## start

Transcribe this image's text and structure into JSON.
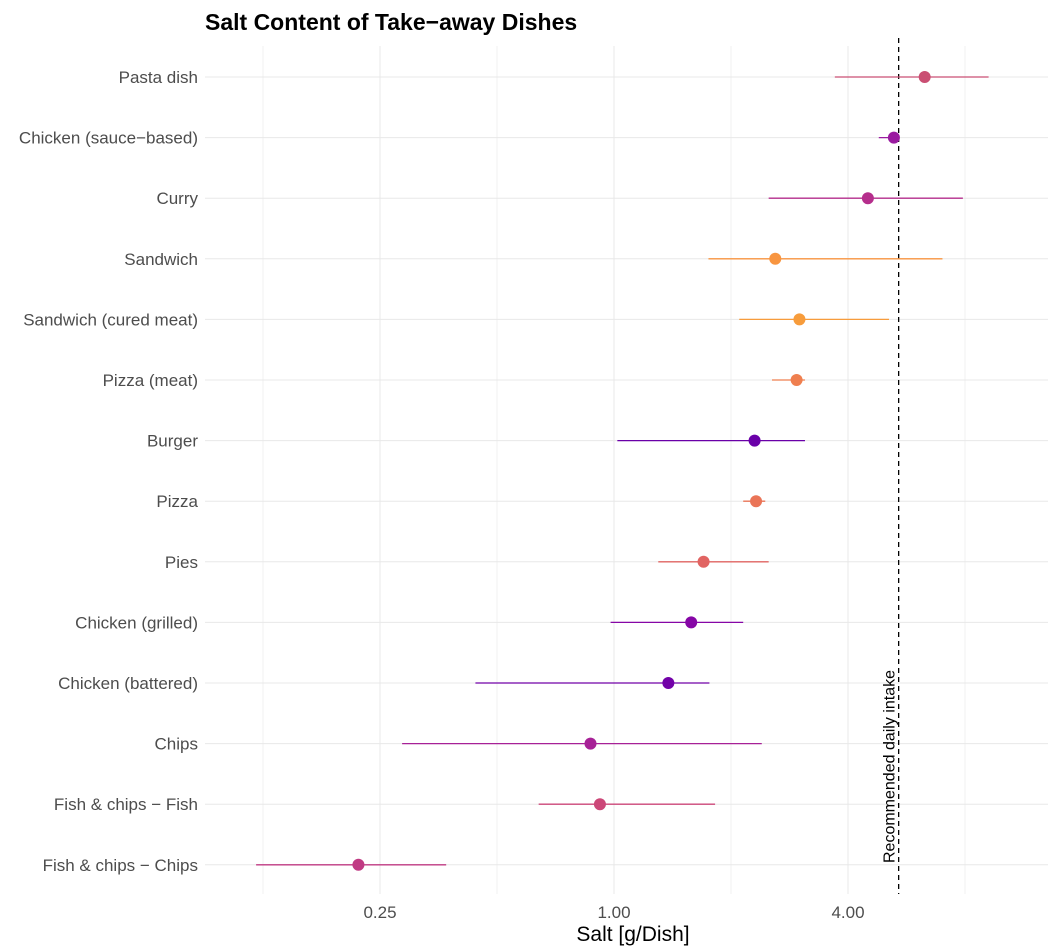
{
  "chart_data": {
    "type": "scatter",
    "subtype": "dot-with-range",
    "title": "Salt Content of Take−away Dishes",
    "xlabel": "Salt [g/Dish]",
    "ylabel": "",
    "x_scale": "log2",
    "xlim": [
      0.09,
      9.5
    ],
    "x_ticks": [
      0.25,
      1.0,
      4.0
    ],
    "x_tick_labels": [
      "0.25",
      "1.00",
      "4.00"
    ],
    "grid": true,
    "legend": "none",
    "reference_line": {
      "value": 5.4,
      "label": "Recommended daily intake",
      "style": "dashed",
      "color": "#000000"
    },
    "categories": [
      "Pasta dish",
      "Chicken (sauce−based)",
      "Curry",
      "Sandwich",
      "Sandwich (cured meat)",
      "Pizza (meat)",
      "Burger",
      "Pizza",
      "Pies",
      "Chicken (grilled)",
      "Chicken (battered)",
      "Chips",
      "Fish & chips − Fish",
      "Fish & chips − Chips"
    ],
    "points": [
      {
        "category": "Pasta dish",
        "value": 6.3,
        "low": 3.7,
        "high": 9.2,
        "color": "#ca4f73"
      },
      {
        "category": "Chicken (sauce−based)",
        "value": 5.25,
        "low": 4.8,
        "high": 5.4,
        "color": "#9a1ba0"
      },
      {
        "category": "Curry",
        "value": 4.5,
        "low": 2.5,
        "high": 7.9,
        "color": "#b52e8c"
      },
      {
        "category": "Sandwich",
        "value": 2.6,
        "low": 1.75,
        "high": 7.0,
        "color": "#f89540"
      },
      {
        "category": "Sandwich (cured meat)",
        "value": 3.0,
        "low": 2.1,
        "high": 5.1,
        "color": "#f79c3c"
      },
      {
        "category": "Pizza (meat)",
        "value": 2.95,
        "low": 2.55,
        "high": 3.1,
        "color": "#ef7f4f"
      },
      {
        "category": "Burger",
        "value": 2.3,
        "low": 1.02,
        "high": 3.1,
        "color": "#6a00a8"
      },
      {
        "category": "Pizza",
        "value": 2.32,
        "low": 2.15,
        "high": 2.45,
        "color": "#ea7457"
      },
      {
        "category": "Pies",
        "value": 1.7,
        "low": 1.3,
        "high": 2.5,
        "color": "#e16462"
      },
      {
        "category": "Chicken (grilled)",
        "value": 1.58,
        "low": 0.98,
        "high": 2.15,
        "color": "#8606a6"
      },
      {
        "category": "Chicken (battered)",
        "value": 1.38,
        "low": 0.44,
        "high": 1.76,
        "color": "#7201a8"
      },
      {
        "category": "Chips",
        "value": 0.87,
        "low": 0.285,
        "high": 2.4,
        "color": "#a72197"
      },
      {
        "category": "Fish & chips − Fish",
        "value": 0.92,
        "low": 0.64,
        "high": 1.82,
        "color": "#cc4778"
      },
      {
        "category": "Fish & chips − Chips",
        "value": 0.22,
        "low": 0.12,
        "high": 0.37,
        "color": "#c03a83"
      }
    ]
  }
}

## end

Pick each line holding the word "based" out of the data and copy it.

      "Chicken (sauce−based)",
        "category": "Chicken (sauce−based)",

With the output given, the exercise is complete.